— BEGIN Available data —
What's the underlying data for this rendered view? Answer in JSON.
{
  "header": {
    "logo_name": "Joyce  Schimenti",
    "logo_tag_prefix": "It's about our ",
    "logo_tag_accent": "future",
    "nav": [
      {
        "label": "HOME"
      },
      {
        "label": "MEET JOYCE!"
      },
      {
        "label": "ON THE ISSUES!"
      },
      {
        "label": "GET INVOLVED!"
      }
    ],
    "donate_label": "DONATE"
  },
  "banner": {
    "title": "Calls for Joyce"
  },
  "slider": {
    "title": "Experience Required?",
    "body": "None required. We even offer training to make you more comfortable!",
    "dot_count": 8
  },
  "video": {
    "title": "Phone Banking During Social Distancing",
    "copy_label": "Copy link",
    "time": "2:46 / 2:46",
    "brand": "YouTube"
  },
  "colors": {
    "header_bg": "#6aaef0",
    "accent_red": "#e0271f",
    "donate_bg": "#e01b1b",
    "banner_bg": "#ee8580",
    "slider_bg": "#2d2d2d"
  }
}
— END Available data —
*To be done*
Retype all of the data shown above, word for word.

*Task response*
What's the underlying data for this rendered view? Answer in JSON.
{
  "header": {
    "logo_name": "Joyce  Schimenti",
    "logo_tag_prefix": "It's about our ",
    "logo_tag_accent": "future",
    "nav": [
      {
        "label": "HOME"
      },
      {
        "label": "MEET JOYCE!"
      },
      {
        "label": "ON THE ISSUES!"
      },
      {
        "label": "GET INVOLVED!"
      }
    ],
    "donate_label": "DONATE"
  },
  "banner": {
    "title": "Calls for Joyce"
  },
  "slider": {
    "title": "Experience Required?",
    "body": "None required. We even offer training to make you more comfortable!",
    "dot_count": 8
  },
  "video": {
    "title": "Phone Banking During Social Distancing",
    "copy_label": "Copy link",
    "time": "2:46 / 2:46",
    "brand": "YouTube"
  },
  "colors": {
    "header_bg": "#6aaef0",
    "accent_red": "#e0271f",
    "donate_bg": "#e01b1b",
    "banner_bg": "#ee8580",
    "slider_bg": "#2d2d2d"
  }
}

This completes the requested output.